What is required => Write out the passage about God-given rest from "The Lord had" up to and including "this next time….", and swap "Slavery" for "Bondage".

The theme of God-given rest runs throughout the Bible, the core stories and events giving some important insights.
We know that the narrative of the Old Testament foreshadows the spiritual truth found in the New; and that the central event of history, Jesus’ death & resurrection, was prefigured in the deliverance of Israel from Egypt, and their eventual entry into the Land of Promise. This land was to be a land of rest [Deuteronomy 12:10].
The land of Egypt represented the opposite…...
Ancient Egypt was watered by a sophisticated irrigation system. The Nile rose once a year & overflowed. Huge basins were dug to keep the overflow, and a system of dams, channels and hydraulic machinery were constructed to keep the land from reverting to desert like the surrounding areas. For the construction, maintenance and operation of these systems the Egyptians relied heavily on a large slave-labour force, as did the building of massive store-houses. The kingdom’s prosperity was totally dependent on back-breaking effort and toil. (Remember the curse on Adam in the Garden of Eden? [Genesis 3:17-19])
The king, Pharaoh, had absolute political power. He was the supreme commander for the military and his word was Law - literally. Apart from a small portion of land owned by the nobility, all other land, and its occupants and possessions belonged to Pharaoh. The symbols of Egyptian kingship were a crook and a flail; the first like a shepherd's crook, a symbol of leadership and protection; the second a symbol of discipline.
Pharaoh also wielded great power through religion. As Egypt was polytheistic, an array of gods was thought to have control of the details of daily life, and were consequently petitioned or placated as need arose. It was believed the king was a direct relative of the sun god Ra. As 'High Priest of Every Temple', Pharaoh, who was considered a god on earth and intermediary between the gods and the people, had the responsibility of performing vital rituals and in particular was thought to have huge power over the rising of the Nile.
The ancient Egyptians believed in an after-life for those who were able to justify themselves. There were 42 ‘confessions of innocence’ ranging from moral behaviour to treating with contempt the god of their city, which the newly dead would have to make before the god, Osiris and his tribunal; the heart would be then weighed on his scales against the ‘white feather of truth’. As the scales dipped the deceased would be sent to paradise or punishment accordingly.
Ancient Egypt paints a vivid picture of life without rest. A slave’s unrelenting toil and privations; the harsh jurisdiction of an autocratic ruler; the attempt to climb up to ‘paradise’ through struggle and self-effort; the need to win the favour of capricious deities for the everyday stuff of life.
This was the environment in which the Israelites were enslaved. These were the conditions from which they were set free.
On Passover night every family of Israel was redeemed from a malevolent kingdom through the blood of a lamb being daubed on every house lintel. Protected by that covering, they marched away towards freedom.
On the other side of the Red Sea , they could rejoice in the truth of their deliverance.
The Lord had set them free from…..
- Slavery and all its emotional, mental, social & physical consequences.
- The physical, spiritual, and economic kingdom & jurisdiction of Pharaoh.
- Toil & labour; self-effort as the means to physical & spiritual prosperity.
- Empty religion; the attempt to affect life-outcomes by religious practices.
This story has profound significance for us as children of God, as it prefigures the spiritual reality which is our inheritance.
More on this next time….
But until then, let’s take time to read this narrative & ask the Lord to speak to us about its relevance in our personal lives. Like the Israelites, He wants us to be free.

Data under study =>
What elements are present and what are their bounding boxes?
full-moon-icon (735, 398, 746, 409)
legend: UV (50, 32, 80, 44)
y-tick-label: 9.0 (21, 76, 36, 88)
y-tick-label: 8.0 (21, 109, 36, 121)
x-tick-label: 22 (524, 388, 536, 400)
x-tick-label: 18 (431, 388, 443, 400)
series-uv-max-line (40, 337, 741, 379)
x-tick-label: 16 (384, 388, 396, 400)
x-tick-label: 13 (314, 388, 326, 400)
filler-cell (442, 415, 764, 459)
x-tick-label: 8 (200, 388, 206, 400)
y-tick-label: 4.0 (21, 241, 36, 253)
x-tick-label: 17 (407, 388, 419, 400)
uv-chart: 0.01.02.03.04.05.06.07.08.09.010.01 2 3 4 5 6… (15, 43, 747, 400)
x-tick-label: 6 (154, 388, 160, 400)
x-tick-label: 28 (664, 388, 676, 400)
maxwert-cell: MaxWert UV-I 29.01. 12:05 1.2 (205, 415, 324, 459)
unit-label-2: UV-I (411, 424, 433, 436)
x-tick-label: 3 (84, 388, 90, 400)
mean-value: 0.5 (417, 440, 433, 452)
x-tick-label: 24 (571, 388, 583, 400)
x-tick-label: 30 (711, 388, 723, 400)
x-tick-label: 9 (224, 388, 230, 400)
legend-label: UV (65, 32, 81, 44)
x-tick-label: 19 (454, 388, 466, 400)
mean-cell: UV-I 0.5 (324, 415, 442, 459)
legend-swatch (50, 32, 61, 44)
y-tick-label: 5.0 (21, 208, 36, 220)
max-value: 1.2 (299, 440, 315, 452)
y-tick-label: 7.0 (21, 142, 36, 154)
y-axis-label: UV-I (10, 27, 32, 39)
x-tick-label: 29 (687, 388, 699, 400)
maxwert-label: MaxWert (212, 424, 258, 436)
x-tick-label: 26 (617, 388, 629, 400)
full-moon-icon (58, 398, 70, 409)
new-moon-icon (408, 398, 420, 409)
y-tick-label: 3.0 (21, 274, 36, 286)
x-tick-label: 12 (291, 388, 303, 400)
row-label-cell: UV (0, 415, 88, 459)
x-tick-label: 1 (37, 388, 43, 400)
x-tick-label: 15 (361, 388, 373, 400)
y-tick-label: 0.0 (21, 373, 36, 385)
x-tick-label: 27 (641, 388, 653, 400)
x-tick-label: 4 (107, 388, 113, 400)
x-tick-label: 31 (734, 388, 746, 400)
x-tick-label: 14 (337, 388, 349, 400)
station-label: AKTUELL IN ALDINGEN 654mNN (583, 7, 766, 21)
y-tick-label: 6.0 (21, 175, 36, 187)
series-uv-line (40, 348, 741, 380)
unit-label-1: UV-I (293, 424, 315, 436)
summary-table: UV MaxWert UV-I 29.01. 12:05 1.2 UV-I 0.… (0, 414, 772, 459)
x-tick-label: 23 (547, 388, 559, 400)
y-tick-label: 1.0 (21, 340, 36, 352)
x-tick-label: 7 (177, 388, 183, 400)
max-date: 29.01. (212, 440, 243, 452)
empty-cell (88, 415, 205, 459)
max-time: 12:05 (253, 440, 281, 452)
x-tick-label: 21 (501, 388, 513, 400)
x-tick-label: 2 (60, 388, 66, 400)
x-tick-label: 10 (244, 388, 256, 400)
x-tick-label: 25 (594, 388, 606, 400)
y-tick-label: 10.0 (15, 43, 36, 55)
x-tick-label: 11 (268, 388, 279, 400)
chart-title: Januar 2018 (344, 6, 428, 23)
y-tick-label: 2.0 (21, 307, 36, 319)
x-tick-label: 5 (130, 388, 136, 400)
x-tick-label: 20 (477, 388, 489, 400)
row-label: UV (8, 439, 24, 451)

Finished exercise =>
The Lord had set them free from…..
- Bondage and all its emotional, mental, social & physical consequences.
- The physical, spiritual, and economic kingdom & jurisdiction of Pharaoh.
- Toil & labour; self-effort as the means to physical & spiritual prosperity.
- Empty religion; the attempt to affect life-outcomes by religious practices.
This story has profound significance for us as children of God, as it prefigures the spiritual reality which is our inheritance.
More on this next time….